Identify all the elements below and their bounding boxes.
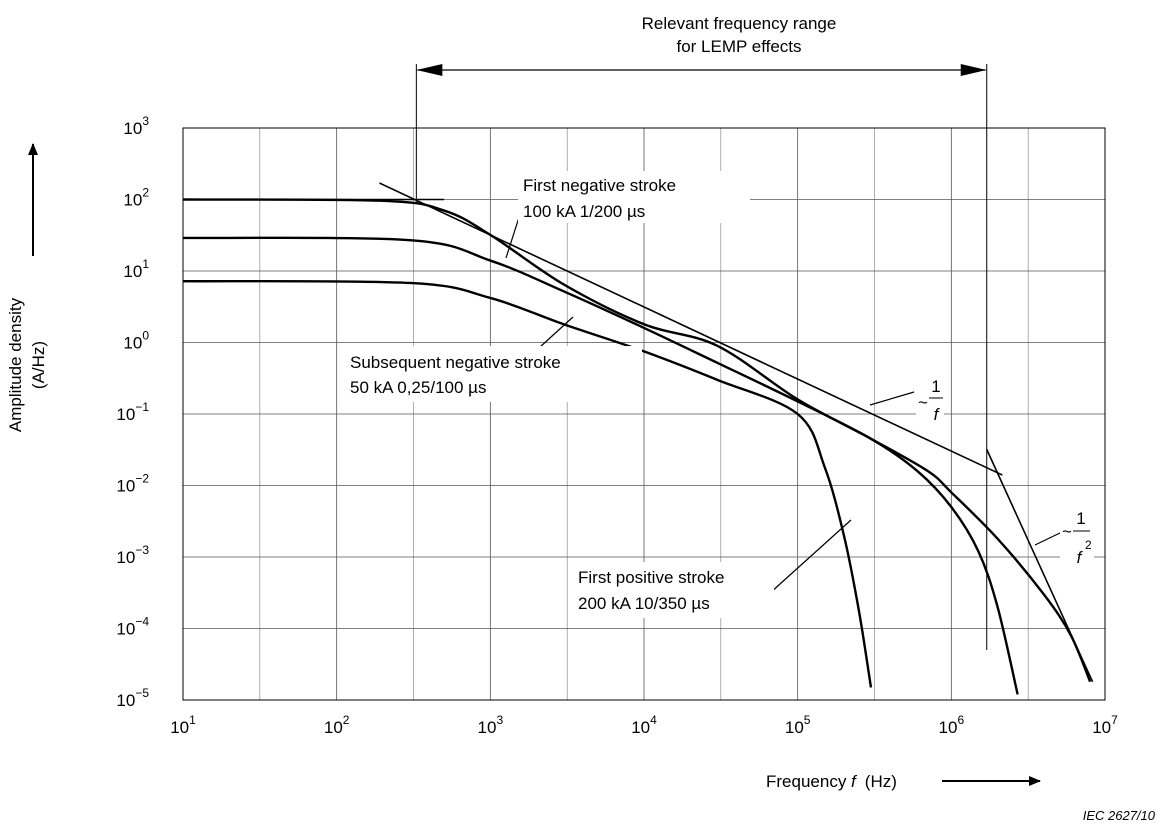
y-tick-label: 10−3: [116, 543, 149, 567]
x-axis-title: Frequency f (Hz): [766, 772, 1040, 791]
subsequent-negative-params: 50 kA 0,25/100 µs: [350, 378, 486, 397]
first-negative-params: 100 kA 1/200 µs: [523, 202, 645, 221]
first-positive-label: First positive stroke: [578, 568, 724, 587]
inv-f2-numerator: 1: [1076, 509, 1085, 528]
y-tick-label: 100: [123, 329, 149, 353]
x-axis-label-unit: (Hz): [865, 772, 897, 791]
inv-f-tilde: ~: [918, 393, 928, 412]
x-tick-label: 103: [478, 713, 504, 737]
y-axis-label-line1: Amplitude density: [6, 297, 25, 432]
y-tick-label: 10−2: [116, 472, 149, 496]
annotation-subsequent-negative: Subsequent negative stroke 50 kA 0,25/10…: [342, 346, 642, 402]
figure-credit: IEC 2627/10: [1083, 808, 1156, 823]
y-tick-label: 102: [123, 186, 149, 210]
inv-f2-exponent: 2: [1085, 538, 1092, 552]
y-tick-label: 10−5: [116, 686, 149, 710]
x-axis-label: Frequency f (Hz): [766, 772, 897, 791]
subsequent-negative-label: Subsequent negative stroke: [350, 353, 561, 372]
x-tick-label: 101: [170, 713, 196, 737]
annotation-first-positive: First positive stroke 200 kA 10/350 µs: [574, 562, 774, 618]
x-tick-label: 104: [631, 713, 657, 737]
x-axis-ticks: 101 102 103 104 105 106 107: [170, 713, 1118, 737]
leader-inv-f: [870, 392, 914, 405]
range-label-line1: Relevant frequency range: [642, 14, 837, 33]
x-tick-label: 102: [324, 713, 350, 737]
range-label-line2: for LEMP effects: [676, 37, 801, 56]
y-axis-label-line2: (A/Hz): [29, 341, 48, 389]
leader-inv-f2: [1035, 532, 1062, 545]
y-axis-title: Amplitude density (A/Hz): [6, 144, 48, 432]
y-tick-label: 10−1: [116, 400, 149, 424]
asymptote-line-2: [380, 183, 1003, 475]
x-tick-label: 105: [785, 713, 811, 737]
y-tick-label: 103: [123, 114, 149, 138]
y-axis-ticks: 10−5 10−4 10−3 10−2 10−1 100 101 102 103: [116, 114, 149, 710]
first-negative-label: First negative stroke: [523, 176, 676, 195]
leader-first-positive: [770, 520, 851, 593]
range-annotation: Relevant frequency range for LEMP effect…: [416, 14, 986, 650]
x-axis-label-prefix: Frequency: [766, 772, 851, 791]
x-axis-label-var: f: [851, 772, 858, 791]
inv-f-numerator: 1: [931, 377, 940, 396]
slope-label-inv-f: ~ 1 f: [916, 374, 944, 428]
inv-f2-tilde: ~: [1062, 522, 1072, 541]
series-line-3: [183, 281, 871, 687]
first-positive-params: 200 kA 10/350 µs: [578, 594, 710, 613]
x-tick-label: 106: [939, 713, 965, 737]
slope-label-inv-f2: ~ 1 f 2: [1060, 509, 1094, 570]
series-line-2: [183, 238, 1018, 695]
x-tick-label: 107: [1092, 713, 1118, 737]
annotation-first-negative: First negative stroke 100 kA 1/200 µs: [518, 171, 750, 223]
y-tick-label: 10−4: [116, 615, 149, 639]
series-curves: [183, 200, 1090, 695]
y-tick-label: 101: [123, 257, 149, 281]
■ ■ ■
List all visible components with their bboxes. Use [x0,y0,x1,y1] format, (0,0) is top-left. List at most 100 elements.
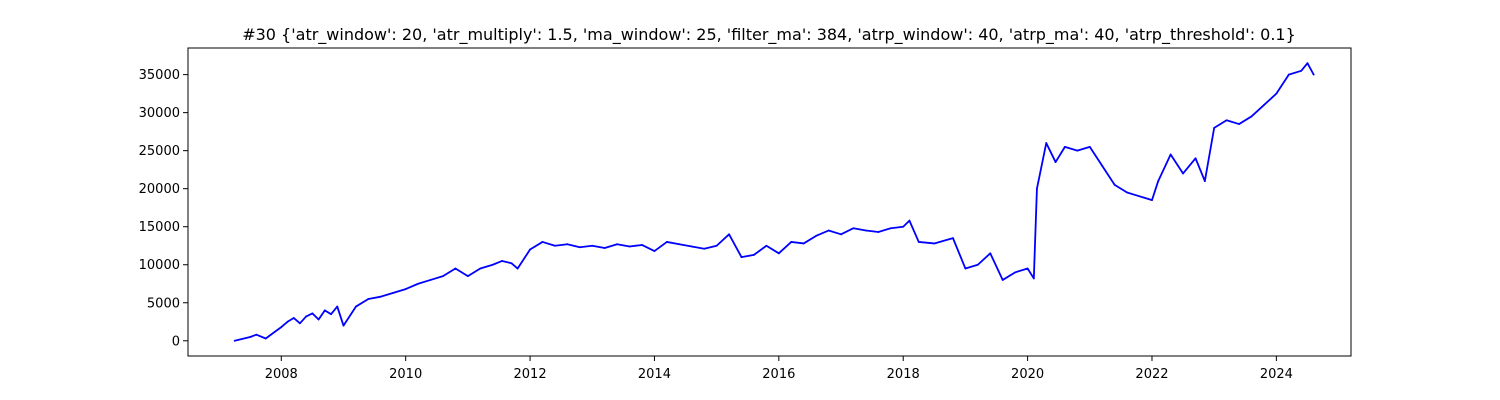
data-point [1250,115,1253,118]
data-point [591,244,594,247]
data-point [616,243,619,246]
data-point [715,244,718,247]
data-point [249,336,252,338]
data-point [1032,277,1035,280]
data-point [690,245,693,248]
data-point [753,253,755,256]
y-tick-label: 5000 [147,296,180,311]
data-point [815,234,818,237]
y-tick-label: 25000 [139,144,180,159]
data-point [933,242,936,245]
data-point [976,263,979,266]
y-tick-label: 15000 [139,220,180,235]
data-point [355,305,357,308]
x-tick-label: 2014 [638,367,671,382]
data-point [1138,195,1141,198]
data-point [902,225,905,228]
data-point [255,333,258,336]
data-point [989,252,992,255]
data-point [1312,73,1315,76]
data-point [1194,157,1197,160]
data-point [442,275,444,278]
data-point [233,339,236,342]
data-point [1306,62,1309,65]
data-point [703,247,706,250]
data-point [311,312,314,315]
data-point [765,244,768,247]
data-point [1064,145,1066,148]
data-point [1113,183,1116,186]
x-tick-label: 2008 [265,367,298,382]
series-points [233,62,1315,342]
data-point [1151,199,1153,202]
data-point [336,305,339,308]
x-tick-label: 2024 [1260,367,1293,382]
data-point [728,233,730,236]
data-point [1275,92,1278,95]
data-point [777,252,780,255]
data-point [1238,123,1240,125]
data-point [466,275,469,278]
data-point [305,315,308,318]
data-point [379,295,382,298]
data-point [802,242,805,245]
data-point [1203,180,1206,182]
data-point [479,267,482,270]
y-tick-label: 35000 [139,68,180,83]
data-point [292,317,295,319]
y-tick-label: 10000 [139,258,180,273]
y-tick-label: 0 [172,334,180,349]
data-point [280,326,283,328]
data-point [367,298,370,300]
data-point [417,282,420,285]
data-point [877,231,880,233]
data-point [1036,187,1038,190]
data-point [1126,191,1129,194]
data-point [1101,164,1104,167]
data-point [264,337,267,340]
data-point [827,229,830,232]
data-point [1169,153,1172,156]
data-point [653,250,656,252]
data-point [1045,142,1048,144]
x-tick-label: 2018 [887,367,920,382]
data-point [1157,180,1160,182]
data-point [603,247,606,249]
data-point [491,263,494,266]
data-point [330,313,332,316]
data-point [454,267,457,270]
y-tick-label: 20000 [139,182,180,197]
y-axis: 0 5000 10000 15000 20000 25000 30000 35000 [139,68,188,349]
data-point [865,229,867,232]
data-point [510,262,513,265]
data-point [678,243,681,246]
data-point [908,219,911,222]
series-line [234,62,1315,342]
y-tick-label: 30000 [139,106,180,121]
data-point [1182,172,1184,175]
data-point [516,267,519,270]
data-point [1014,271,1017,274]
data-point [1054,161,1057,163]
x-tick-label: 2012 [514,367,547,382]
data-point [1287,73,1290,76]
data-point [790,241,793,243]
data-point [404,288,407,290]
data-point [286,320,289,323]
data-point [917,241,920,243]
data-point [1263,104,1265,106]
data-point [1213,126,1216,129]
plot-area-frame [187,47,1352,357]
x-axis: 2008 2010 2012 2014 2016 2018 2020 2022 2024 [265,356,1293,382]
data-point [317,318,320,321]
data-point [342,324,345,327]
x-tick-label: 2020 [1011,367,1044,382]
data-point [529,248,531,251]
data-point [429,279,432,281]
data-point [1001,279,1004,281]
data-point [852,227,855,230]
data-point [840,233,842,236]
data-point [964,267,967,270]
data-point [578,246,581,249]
■ ■ ■
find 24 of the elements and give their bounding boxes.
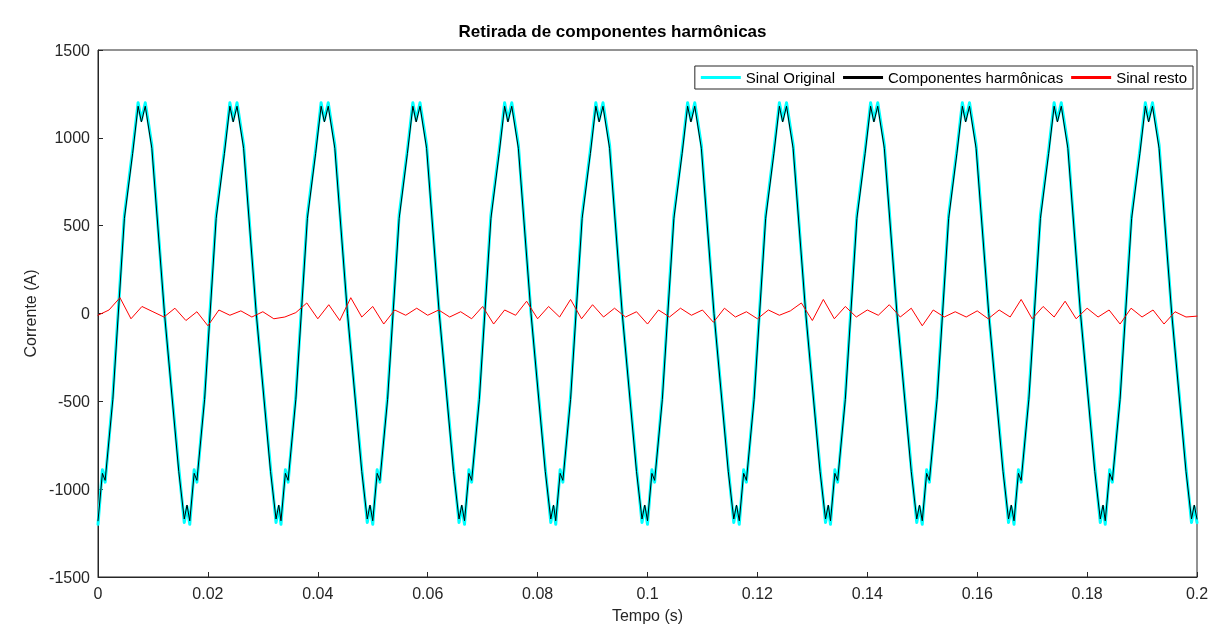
■ ■ ■
> [Given problem]:
Starting at the line that contains "List all visible" and stopping after the line that contains "data-point [933,242,936,245]", give those lines again with "y-tick-label" swapped for "y-axis-value" and nothing else changed. Leave the pictures out of your answer.

> [The result]:
List all visible components with their bboxes. Use [x0,y0,x1,y1] format, (0,0) is top-left. List at most 100 elements.
data-point [1250,115,1253,118]
data-point [591,244,594,247]
data-point [616,243,619,246]
data-point [715,244,718,247]
data-point [249,336,252,338]
data-point [1032,277,1035,280]
data-point [690,245,693,248]
data-point [753,253,755,256]
y-axis-value: 5000 [147,296,180,311]
data-point [815,234,818,237]
y-axis-value: 25000 [139,144,180,159]
data-point [933,242,936,245]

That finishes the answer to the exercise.